What is needed> Among the lines of this listing, determine how many contain the string "tcnx". Answer with the number only.

Dataset items>
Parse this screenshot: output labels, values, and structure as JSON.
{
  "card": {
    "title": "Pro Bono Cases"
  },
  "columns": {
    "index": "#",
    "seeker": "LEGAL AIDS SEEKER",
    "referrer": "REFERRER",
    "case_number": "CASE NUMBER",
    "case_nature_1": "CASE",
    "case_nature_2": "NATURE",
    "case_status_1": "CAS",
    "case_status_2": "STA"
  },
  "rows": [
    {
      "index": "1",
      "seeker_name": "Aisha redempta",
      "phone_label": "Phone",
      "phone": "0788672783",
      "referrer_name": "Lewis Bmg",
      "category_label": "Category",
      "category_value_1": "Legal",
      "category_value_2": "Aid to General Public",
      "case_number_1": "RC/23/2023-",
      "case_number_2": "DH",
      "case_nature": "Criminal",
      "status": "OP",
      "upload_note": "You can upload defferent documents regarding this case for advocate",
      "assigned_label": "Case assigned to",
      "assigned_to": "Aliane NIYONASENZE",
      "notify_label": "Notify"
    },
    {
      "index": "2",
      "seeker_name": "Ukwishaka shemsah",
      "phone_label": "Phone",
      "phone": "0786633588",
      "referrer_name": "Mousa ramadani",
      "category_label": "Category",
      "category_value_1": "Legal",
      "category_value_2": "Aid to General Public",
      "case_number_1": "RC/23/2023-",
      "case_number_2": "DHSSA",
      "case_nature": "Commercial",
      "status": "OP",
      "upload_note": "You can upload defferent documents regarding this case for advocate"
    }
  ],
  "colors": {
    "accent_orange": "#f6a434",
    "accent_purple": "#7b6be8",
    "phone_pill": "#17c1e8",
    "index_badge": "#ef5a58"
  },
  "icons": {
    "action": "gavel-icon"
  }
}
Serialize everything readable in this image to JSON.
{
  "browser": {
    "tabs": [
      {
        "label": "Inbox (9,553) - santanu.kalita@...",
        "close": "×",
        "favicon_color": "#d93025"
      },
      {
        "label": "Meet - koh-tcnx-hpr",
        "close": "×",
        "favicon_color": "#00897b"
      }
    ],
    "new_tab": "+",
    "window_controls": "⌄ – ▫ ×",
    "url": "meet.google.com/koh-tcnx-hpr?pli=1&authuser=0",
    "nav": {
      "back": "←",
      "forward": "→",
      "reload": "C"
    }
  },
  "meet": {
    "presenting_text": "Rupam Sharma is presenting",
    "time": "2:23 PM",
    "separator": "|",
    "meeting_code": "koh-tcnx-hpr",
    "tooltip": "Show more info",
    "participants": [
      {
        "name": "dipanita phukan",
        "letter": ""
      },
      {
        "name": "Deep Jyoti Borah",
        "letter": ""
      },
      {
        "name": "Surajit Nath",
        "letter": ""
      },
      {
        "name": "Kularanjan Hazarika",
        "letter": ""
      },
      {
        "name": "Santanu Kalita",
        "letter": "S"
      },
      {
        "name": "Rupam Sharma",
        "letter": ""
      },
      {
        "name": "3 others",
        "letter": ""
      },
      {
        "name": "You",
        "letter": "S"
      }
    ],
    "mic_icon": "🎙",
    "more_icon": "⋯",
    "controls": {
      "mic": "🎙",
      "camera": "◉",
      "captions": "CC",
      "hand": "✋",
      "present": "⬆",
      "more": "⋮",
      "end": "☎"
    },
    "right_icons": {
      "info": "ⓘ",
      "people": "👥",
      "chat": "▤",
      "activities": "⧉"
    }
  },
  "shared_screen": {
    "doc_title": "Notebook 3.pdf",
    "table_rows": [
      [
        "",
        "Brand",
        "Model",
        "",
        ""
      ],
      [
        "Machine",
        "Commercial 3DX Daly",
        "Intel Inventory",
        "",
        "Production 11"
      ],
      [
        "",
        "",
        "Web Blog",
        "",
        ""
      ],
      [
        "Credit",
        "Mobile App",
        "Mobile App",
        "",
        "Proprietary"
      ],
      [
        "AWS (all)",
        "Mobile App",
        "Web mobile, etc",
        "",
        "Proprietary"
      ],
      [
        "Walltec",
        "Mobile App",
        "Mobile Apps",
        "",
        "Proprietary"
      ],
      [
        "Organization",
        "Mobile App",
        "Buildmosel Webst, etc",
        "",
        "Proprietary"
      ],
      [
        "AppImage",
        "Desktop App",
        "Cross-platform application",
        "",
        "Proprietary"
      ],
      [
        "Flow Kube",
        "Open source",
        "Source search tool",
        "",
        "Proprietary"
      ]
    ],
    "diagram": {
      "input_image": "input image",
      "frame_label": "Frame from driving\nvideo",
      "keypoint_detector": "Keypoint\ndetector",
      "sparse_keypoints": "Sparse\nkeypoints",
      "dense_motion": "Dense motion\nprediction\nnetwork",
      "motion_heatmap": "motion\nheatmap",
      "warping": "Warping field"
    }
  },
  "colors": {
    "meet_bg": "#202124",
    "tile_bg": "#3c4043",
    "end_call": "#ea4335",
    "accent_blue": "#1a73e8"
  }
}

Response for this exercise> 3